**WHAT NEEDS TO BE DONE**.
Every line of the material below must be repeated exactly.

**RAW RECORDS**.
--------------------------------------------------
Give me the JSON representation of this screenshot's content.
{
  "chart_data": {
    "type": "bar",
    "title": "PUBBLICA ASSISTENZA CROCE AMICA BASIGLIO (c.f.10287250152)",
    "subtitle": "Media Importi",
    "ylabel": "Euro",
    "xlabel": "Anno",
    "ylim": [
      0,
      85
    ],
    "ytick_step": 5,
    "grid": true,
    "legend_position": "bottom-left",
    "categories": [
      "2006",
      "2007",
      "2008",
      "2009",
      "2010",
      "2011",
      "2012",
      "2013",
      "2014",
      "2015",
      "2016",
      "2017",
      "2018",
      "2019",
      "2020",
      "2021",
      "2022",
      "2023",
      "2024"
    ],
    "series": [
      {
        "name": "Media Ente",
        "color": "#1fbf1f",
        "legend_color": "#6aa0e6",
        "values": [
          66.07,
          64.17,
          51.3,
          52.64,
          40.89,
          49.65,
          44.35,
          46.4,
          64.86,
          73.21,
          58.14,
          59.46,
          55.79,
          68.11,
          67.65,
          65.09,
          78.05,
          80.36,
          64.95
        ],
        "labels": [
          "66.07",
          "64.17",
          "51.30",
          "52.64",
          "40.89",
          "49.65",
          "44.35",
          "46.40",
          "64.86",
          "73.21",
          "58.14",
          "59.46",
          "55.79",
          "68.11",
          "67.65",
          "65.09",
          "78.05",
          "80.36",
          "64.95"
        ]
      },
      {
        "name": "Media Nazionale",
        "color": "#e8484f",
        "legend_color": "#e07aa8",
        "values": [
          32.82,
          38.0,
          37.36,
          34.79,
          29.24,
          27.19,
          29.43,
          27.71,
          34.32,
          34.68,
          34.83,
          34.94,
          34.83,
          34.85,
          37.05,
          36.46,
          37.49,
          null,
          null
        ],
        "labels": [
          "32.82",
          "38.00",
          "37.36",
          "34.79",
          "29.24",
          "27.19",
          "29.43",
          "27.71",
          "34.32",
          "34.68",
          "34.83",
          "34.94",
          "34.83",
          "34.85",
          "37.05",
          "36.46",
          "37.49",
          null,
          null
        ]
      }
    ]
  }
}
--------------------------------------------------
**ANSWER TO THIS EXERCISE**.
Give me the JSON representation of this screenshot's content.
{
  "chart_data": {
    "type": "bar",
    "title": "PUBBLICA ASSISTENZA CROCE AMICA BASIGLIO (c.f.10287250152)",
    "subtitle": "Media Importi",
    "ylabel": "Euro",
    "xlabel": "Anno",
    "ylim": [
      0,
      85
    ],
    "ytick_step": 5,
    "grid": true,
    "legend_position": "bottom-left",
    "categories": [
      "2006",
      "2007",
      "2008",
      "2009",
      "2010",
      "2011",
      "2012",
      "2013",
      "2014",
      "2015",
      "2016",
      "2017",
      "2018",
      "2019",
      "2020",
      "2021",
      "2022",
      "2023",
      "2024"
    ],
    "series": [
      {
        "name": "Media Ente",
        "color": "#1fbf1f",
        "legend_color": "#6aa0e6",
        "values": [
          66.07,
          64.17,
          51.3,
          52.64,
          40.89,
          49.65,
          44.35,
          46.4,
          64.86,
          73.21,
          58.14,
          59.46,
          55.79,
          68.11,
          67.65,
          65.09,
          78.05,
          80.36,
          64.95
        ],
        "labels": [
          "66.07",
          "64.17",
          "51.30",
          "52.64",
          "40.89",
          "49.65",
          "44.35",
          "46.40",
          "64.86",
          "73.21",
          "58.14",
          "59.46",
          "55.79",
          "68.11",
          "67.65",
          "65.09",
          "78.05",
          "80.36",
          "64.95"
        ]
      },
      {
        "name": "Media Nazionale",
        "color": "#e8484f",
        "legend_color": "#e07aa8",
        "values": [
          32.82,
          38.0,
          37.36,
          34.79,
          29.24,
          27.19,
          29.43,
          27.71,
          34.32,
          34.68,
          34.83,
          34.94,
          34.83,
          34.85,
          37.05,
          36.46,
          37.49,
          null,
          null
        ],
        "labels": [
          "32.82",
          "38.00",
          "37.36",
          "34.79",
          "29.24",
          "27.19",
          "29.43",
          "27.71",
          "34.32",
          "34.68",
          "34.83",
          "34.94",
          "34.83",
          "34.85",
          "37.05",
          "36.46",
          "37.49",
          null,
          null
        ]
      }
    ]
  }
}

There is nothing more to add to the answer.